### [EXERCISE SET]
#1 From the records, copy the lines from the one containing "- chart-title: 图表：上海螺纹热轧现货螺卷差: [3, 841, 228, 860]" through the one containing "- series-line-0: [453, 1244, 816, 1262]", with both of those lines included.
#2 Extend the forum thread on favorite skyscrapers past its final post.

### [TEXT BLOCK]
BEGIN

# Your "Guilty Pleasure" Skyscrapers?



## Travis007 (Jul 19, 2004)

Which skyscrapers do most people find to be hideous or under-rated but you find them interesting?

I don't know how you can hate this thing..._isn't it awwdowable..._ 










I'm guessing most people dislike the Baiyoke Tower because it is pomo but I just love it:










I'm really surprised people hate CITIC Plaza and Shun Hing Square so much and how it gets so little fan-fare. They are easily IMO the most elegant looking towers in the world.

















I don't get how people hate the Oriental pearl Tower, I just get high looking at it.


----------



## RafflesCity (Sep 11, 2002)

Well, the Baiyoke is one of my favourites, its almost magical.

as for CITIC Plaza, I dont think many here hate it...most people concede that its stunning..one of the best in China in my opinion.


----------



## Oriolus (Feb 4, 2004)

Well I like all of those as well Travis. The Elephant is ugly but it gets big points for being so unique. Oriental Pearl & Shun Hing are both stunning and CITIC & Baiyoke and very good also.

END

### [PROVIDED RECORDS]
BEGIN

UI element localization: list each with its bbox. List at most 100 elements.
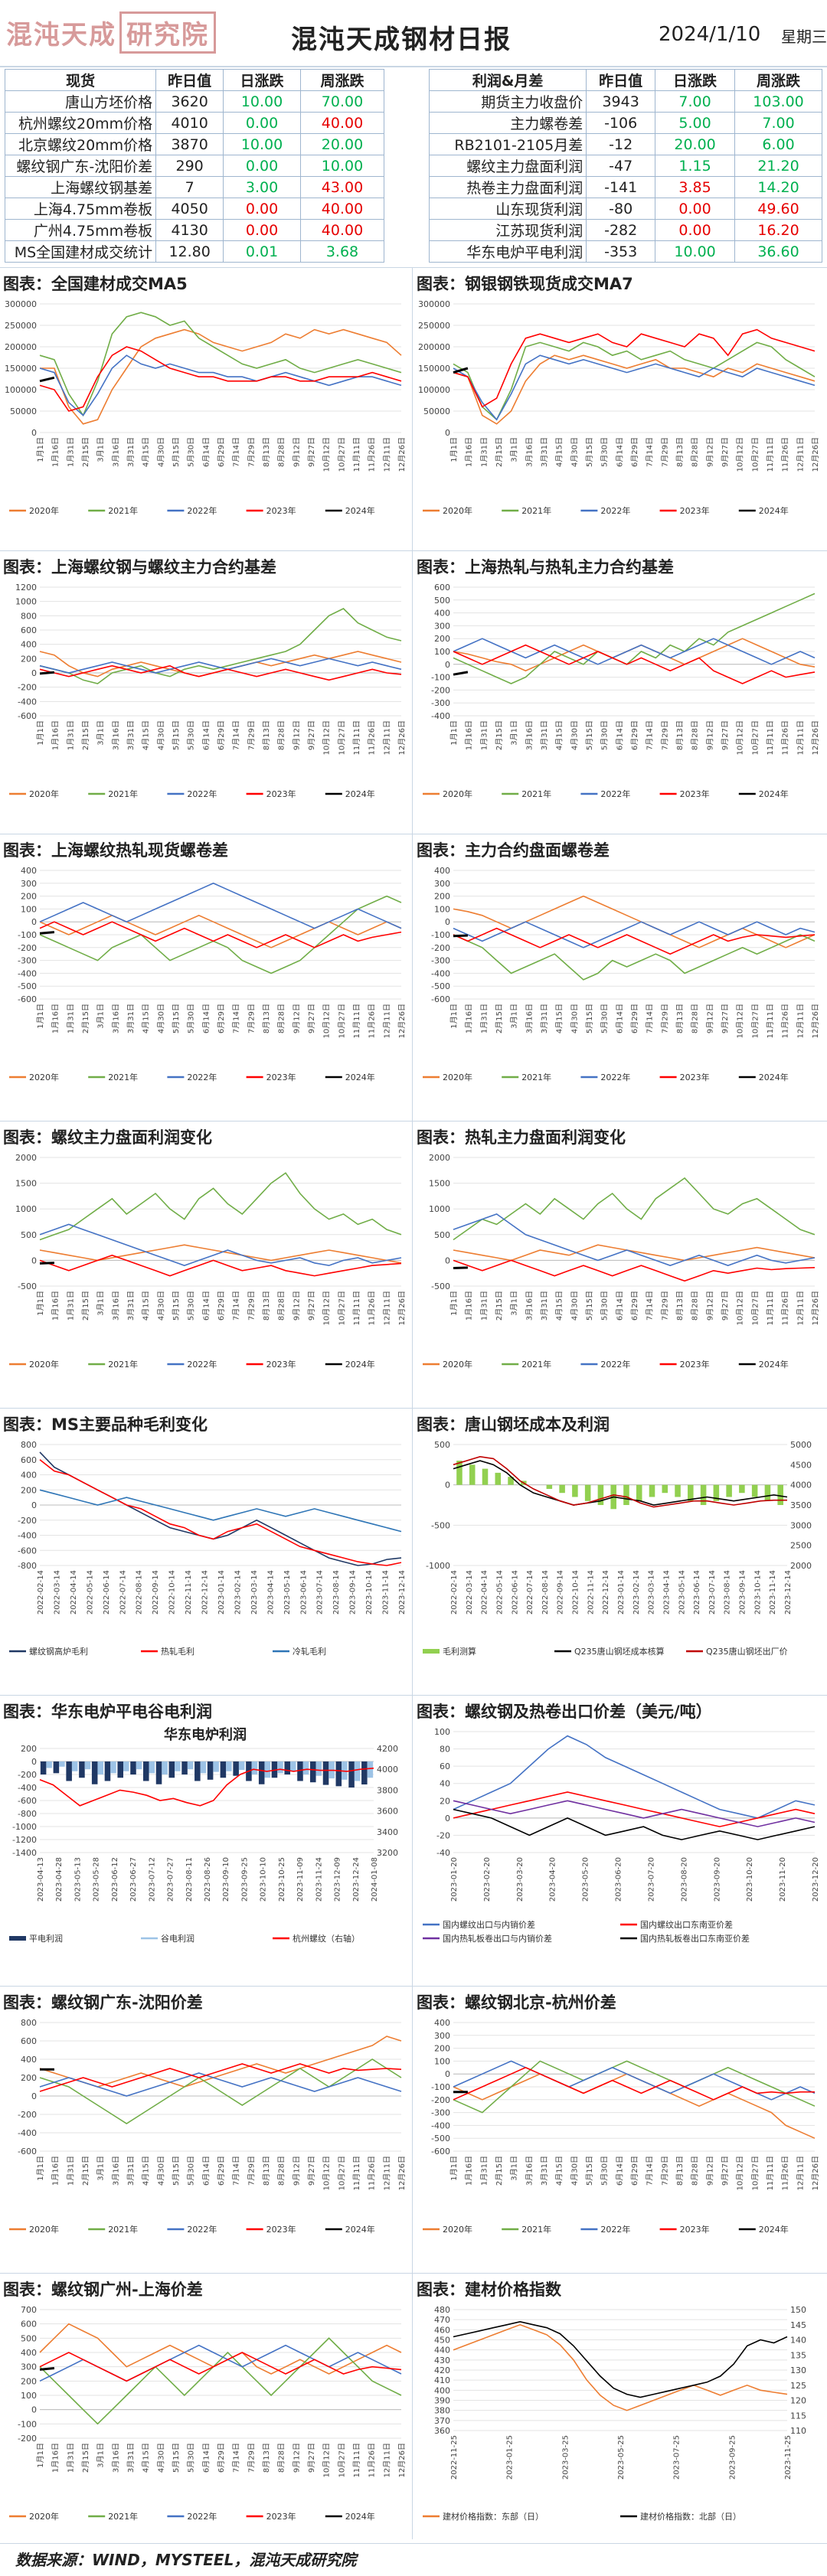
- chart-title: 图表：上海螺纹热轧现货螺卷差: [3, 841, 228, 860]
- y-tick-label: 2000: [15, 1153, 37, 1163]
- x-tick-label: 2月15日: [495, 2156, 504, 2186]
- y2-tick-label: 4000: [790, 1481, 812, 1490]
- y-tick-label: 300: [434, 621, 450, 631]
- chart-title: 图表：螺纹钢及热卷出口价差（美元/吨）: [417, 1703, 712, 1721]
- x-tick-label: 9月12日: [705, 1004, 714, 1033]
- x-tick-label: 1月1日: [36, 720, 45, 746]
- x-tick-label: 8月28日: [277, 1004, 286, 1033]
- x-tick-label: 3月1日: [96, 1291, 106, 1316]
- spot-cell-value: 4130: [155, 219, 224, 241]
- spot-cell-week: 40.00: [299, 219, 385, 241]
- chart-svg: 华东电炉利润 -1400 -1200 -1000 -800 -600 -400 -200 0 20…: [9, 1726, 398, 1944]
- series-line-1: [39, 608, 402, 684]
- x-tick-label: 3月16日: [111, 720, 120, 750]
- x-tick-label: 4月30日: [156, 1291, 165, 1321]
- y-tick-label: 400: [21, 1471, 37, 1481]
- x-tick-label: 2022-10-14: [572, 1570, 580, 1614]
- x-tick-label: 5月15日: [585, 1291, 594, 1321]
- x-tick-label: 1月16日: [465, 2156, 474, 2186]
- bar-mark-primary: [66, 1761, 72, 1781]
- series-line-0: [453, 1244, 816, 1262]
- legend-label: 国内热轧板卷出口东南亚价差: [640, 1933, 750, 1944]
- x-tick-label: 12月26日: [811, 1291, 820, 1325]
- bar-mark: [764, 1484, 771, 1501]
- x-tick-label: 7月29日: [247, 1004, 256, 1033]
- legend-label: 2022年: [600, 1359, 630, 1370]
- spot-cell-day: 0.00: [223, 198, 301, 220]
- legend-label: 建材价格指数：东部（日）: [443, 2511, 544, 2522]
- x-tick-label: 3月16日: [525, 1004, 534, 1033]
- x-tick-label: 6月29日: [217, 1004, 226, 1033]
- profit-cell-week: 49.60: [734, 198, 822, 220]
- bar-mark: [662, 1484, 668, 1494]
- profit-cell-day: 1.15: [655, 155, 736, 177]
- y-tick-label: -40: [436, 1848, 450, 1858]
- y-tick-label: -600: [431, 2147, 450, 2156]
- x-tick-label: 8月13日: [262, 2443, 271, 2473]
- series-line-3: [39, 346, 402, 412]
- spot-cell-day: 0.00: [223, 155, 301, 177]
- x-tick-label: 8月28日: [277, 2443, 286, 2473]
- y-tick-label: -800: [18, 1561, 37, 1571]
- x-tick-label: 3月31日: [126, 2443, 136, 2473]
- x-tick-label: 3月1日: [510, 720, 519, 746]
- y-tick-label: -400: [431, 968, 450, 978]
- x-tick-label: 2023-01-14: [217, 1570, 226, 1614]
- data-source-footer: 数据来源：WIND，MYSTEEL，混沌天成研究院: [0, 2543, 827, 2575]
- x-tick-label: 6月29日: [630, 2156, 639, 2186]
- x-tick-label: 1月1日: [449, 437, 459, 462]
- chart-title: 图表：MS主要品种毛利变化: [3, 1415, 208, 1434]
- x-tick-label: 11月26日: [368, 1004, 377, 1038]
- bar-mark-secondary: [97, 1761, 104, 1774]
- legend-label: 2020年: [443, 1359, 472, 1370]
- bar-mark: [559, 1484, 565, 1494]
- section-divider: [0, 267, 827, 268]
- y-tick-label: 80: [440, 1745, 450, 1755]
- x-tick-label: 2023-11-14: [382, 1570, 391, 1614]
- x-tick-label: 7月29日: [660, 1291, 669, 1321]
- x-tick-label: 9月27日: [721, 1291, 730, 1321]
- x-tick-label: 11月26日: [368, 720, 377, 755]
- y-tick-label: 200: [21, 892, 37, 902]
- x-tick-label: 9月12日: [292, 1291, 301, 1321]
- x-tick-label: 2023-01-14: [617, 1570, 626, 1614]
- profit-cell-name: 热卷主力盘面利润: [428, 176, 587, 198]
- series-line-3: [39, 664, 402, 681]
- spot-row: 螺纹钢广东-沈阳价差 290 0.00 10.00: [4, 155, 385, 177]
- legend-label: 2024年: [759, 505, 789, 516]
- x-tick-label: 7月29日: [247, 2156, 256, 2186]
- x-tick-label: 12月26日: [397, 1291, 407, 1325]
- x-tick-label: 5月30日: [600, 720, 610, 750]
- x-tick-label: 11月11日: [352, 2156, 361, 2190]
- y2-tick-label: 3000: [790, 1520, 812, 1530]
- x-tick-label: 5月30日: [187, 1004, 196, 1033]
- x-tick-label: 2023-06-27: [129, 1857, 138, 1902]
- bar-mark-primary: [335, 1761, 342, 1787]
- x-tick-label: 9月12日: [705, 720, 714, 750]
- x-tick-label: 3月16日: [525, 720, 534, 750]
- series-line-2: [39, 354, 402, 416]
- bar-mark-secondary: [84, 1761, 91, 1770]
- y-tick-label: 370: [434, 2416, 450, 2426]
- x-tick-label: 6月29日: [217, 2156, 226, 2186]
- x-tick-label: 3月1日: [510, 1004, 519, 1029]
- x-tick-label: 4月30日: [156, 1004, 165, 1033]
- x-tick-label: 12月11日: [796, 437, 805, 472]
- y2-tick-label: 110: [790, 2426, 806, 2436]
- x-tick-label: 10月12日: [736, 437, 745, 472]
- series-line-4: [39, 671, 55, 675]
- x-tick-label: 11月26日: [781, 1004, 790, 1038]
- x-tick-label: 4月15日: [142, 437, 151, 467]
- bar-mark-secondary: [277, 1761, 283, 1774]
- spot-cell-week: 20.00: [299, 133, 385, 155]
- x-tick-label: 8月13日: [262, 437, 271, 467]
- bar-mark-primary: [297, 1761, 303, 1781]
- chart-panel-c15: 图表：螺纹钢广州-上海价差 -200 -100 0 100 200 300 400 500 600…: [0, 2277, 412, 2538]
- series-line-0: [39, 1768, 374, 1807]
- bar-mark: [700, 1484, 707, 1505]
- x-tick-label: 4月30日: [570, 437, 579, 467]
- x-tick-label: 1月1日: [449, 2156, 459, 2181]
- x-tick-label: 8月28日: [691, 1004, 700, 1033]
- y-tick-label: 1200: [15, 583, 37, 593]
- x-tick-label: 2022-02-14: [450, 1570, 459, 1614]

END

### [RESPONSES PER TASK]
#1
- chart-title: 图表：上海螺纹热轧现货螺卷差: [3, 841, 228, 860]
- y-tick-label: 2000: [15, 1153, 37, 1163]
- x-tick-label: 2月15日: [495, 2156, 504, 2186]
- y2-tick-label: 4000: [790, 1481, 812, 1490]
- y-tick-label: 300: [434, 621, 450, 631]
- chart-title: 图表：螺纹钢及热卷出口价差（美元/吨）: [417, 1703, 712, 1721]
- x-tick-label: 9月12日: [705, 1004, 714, 1033]
- x-tick-label: 1月1日: [36, 720, 45, 746]
- x-tick-label: 8月28日: [277, 1004, 286, 1033]
- x-tick-label: 3月1日: [96, 1291, 106, 1316]
- spot-cell-value: 4130: [155, 219, 224, 241]
- spot-cell-week: 40.00: [299, 219, 385, 241]
- chart-svg: 华东电炉利润 -1400 -1200 -1000 -800 -600 -400 -200 0 20…: [9, 1726, 398, 1944]
- series-line-1: [39, 608, 402, 684]
- x-tick-label: 3月16日: [111, 720, 120, 750]
- x-tick-label: 4月30日: [156, 1291, 165, 1321]
- y-tick-label: 400: [21, 1471, 37, 1481]
- x-tick-label: 2022-10-14: [572, 1570, 580, 1614]
- x-tick-label: 5月15日: [585, 1291, 594, 1321]
- x-tick-label: 1月16日: [465, 2156, 474, 2186]
- bar-mark-primary: [66, 1761, 72, 1781]
- series-line-0: [453, 1244, 816, 1262]

#2
Jiali Plaza, Wuhan, the most unpopular skyscraper in the top 100  But I quite like it, I certainly can't see why most poeple seem to hate it with a passion.


----------



## lakegz (Oct 23, 2003)

My guilty pleasure is Chase Manhattan bank in Lower Manhattan. theres nothing too great about it but i love its mass.


----------



## micro (Mar 13, 2005)

I like these buildings in Honolulu though many people probably would find them ugly. They look so otherworldly and a little like oversized capacitors on a circuit board. Awesome!


----------



## thryve (Mar 5, 2005)

*Ponte City in Johannesburg... I know, it's ugly as hell... but it sends chills up and down my spine... * I love how it is up on a hill, accentuating its height, how it has a big core in the middle, how its controversial and was full of drug dealers and illegal residents for years, how its dirty and brash and mysterious, and dramatic. As well, it has changed from being proud in one era to horrible in another (although it's on the upswing now in a few ways) and how at night it looks so modern with its sign atop it, and its lighting.


----------



## Forza Raalte (Sep 18, 2004)

I really like this one.
Some people really hate it


----------



## gucci_london (Jul 26, 2005)

i hate jin mao tower in shanghai.


----------



## wjfox (Nov 1, 2002)

I love Tower 42. I know it ain't pretty, but the sheer feeling of height you get from seeing it is awesome!


----------



## london-b (Jul 31, 2004)

@wjfox, same here I love tower 42!


----------



## STR (Sep 4, 2004)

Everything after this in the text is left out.